• [Data to process]
+++
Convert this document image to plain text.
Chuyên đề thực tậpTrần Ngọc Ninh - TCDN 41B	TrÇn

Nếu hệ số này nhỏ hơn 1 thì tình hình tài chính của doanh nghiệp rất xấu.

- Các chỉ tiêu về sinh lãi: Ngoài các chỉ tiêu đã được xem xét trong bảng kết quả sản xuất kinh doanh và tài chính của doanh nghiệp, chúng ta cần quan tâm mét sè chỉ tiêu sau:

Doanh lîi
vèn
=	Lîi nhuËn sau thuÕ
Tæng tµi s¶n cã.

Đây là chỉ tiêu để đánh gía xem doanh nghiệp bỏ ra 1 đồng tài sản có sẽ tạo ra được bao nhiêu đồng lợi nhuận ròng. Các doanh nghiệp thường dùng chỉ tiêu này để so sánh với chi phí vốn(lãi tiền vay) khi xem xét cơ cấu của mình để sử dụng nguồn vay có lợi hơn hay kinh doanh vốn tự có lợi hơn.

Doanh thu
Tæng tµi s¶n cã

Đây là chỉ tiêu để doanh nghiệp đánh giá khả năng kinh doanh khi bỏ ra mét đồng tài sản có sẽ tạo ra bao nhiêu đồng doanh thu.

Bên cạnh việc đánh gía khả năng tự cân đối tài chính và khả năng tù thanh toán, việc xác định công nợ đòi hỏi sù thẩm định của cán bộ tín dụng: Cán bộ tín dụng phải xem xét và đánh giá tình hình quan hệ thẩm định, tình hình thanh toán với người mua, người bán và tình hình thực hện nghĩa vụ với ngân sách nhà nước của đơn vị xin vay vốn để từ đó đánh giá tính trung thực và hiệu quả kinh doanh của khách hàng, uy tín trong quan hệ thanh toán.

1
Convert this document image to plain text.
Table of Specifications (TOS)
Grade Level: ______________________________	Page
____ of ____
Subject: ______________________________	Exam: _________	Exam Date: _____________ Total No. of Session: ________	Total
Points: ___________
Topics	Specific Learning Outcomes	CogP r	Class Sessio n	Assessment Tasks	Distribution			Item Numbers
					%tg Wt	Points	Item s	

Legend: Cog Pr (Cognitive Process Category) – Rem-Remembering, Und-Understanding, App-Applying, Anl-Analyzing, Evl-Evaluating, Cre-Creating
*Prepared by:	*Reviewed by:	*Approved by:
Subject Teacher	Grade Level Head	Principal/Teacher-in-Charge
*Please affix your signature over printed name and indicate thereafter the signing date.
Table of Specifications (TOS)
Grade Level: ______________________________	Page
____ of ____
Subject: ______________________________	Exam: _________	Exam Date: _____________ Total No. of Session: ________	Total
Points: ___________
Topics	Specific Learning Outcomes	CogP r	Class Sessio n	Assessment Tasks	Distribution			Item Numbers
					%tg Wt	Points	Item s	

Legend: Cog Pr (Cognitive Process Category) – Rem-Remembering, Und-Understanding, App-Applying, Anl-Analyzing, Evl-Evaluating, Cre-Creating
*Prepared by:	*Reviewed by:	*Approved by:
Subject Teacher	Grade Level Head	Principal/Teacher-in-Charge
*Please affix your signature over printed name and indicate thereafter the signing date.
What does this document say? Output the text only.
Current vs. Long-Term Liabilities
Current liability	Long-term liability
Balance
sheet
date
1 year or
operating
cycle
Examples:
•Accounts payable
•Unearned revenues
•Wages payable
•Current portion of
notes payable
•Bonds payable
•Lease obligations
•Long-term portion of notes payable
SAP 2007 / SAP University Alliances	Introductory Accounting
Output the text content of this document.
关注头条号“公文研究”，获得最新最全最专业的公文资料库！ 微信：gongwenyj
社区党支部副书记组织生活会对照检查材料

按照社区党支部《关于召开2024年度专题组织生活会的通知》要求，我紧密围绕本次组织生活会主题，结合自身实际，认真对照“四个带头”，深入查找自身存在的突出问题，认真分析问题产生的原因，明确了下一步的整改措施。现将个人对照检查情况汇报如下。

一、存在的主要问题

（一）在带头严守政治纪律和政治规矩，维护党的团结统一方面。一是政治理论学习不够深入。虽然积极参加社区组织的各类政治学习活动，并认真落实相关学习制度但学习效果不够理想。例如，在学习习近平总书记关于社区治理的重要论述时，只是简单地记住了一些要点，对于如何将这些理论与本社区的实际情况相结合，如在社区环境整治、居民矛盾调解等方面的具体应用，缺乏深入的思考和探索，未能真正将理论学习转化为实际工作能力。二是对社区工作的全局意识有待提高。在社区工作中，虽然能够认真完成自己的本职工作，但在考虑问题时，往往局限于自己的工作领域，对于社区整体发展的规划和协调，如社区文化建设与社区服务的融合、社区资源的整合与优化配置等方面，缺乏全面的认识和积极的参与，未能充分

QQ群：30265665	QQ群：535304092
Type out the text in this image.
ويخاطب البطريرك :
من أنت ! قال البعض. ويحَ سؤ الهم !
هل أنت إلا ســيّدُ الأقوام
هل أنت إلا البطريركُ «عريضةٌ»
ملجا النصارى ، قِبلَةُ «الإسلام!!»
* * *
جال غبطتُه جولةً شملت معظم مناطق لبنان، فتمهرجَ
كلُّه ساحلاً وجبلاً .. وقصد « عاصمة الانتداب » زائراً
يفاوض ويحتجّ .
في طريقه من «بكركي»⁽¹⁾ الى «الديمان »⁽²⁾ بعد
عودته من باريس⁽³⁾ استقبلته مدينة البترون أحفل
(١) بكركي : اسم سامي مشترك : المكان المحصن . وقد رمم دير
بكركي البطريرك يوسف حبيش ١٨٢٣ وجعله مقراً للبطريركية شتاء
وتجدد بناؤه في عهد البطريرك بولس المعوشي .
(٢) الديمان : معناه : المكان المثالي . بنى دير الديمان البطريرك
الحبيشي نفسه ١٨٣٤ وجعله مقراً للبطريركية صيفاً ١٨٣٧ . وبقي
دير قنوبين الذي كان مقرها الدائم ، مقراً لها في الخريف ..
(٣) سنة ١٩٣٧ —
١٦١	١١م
+++
• [Short exercise]
Give back all the records exactly as they stand.

• [Solution below]
Convert this document image to plain text.
Chuyên đề thực tậpTrần Ngọc Ninh - TCDN 41B	TrÇn

Nếu hệ số này nhỏ hơn 1 thì tình hình tài chính của doanh nghiệp rất xấu.

- Các chỉ tiêu về sinh lãi: Ngoài các chỉ tiêu đã được xem xét trong bảng kết quả sản xuất kinh doanh và tài chính của doanh nghiệp, chúng ta cần quan tâm mét sè chỉ tiêu sau:

Doanh lîi
vèn
=	Lîi nhuËn sau thuÕ
Tæng tµi s¶n cã.

Đây là chỉ tiêu để đánh gía xem doanh nghiệp bỏ ra 1 đồng tài sản có sẽ tạo ra được bao nhiêu đồng lợi nhuận ròng. Các doanh nghiệp thường dùng chỉ tiêu này để so sánh với chi phí vốn(lãi tiền vay) khi xem xét cơ cấu của mình để sử dụng nguồn vay có lợi hơn hay kinh doanh vốn tự có lợi hơn.

Doanh thu
Tæng tµi s¶n cã

Đây là chỉ tiêu để doanh nghiệp đánh giá khả năng kinh doanh khi bỏ ra mét đồng tài sản có sẽ tạo ra bao nhiêu đồng doanh thu.

Bên cạnh việc đánh gía khả năng tự cân đối tài chính và khả năng tù thanh toán, việc xác định công nợ đòi hỏi sù thẩm định của cán bộ tín dụng: Cán bộ tín dụng phải xem xét và đánh giá tình hình quan hệ thẩm định, tình hình thanh toán với người mua, người bán và tình hình thực hện nghĩa vụ với ngân sách nhà nước của đơn vị xin vay vốn để từ đó đánh giá tính trung thực và hiệu quả kinh doanh của khách hàng, uy tín trong quan hệ thanh toán.

1
Convert this document image to plain text.
Table of Specifications (TOS)
Grade Level: ______________________________	Page
____ of ____
Subject: ______________________________	Exam: _________	Exam Date: _____________ Total No. of Session: ________	Total
Points: ___________
Topics	Specific Learning Outcomes	CogP r	Class Sessio n	Assessment Tasks	Distribution			Item Numbers
					%tg Wt	Points	Item s	

Legend: Cog Pr (Cognitive Process Category) – Rem-Remembering, Und-Understanding, App-Applying, Anl-Analyzing, Evl-Evaluating, Cre-Creating
*Prepared by:	*Reviewed by:	*Approved by:
Subject Teacher	Grade Level Head	Principal/Teacher-in-Charge
*Please affix your signature over printed name and indicate thereafter the signing date.
Table of Specifications (TOS)
Grade Level: ______________________________	Page
____ of ____
Subject: ______________________________	Exam: _________	Exam Date: _____________ Total No. of Session: ________	Total
Points: ___________
Topics	Specific Learning Outcomes	CogP r	Class Sessio n	Assessment Tasks	Distribution			Item Numbers
					%tg Wt	Points	Item s	

Legend: Cog Pr (Cognitive Process Category) – Rem-Remembering, Und-Understanding, App-Applying, Anl-Analyzing, Evl-Evaluating, Cre-Creating
*Prepared by:	*Reviewed by:	*Approved by:
Subject Teacher	Grade Level Head	Principal/Teacher-in-Charge
*Please affix your signature over printed name and indicate thereafter the signing date.
What does this document say? Output the text only.
Current vs. Long-Term Liabilities
Current liability	Long-term liability
Balance
sheet
date
1 year or
operating
cycle
Examples:
•Accounts payable
•Unearned revenues
•Wages payable
•Current portion of
notes payable
•Bonds payable
•Lease obligations
•Long-term portion of notes payable
SAP 2007 / SAP University Alliances	Introductory Accounting
Output the text content of this document.
关注头条号“公文研究”，获得最新最全最专业的公文资料库！ 微信：gongwenyj
社区党支部副书记组织生活会对照检查材料

按照社区党支部《关于召开2024年度专题组织生活会的通知》要求，我紧密围绕本次组织生活会主题，结合自身实际，认真对照“四个带头”，深入查找自身存在的突出问题，认真分析问题产生的原因，明确了下一步的整改措施。现将个人对照检查情况汇报如下。

一、存在的主要问题

（一）在带头严守政治纪律和政治规矩，维护党的团结统一方面。一是政治理论学习不够深入。虽然积极参加社区组织的各类政治学习活动，并认真落实相关学习制度但学习效果不够理想。例如，在学习习近平总书记关于社区治理的重要论述时，只是简单地记住了一些要点，对于如何将这些理论与本社区的实际情况相结合，如在社区环境整治、居民矛盾调解等方面的具体应用，缺乏深入的思考和探索，未能真正将理论学习转化为实际工作能力。二是对社区工作的全局意识有待提高。在社区工作中，虽然能够认真完成自己的本职工作，但在考虑问题时，往往局限于自己的工作领域，对于社区整体发展的规划和协调，如社区文化建设与社区服务的融合、社区资源的整合与优化配置等方面，缺乏全面的认识和积极的参与，未能充分

QQ群：30265665	QQ群：535304092
Type out the text in this image.
ويخاطب البطريرك :
من أنت ! قال البعض. ويحَ سؤ الهم !
هل أنت إلا ســيّدُ الأقوام
هل أنت إلا البطريركُ «عريضةٌ»
ملجا النصارى ، قِبلَةُ «الإسلام!!»
* * *
جال غبطتُه جولةً شملت معظم مناطق لبنان، فتمهرجَ
كلُّه ساحلاً وجبلاً .. وقصد « عاصمة الانتداب » زائراً
يفاوض ويحتجّ .
في طريقه من «بكركي»⁽¹⁾ الى «الديمان »⁽²⁾ بعد
عودته من باريس⁽³⁾ استقبلته مدينة البترون أحفل
(١) بكركي : اسم سامي مشترك : المكان المحصن . وقد رمم دير
بكركي البطريرك يوسف حبيش ١٨٢٣ وجعله مقراً للبطريركية شتاء
وتجدد بناؤه في عهد البطريرك بولس المعوشي .
(٢) الديمان : معناه : المكان المثالي . بنى دير الديمان البطريرك
الحبيشي نفسه ١٨٣٤ وجعله مقراً للبطريركية صيفاً ١٨٣٧ . وبقي
دير قنوبين الذي كان مقرها الدائم ، مقراً لها في الخريف ..
(٣) سنة ١٩٣٧ —
١٦١	١١م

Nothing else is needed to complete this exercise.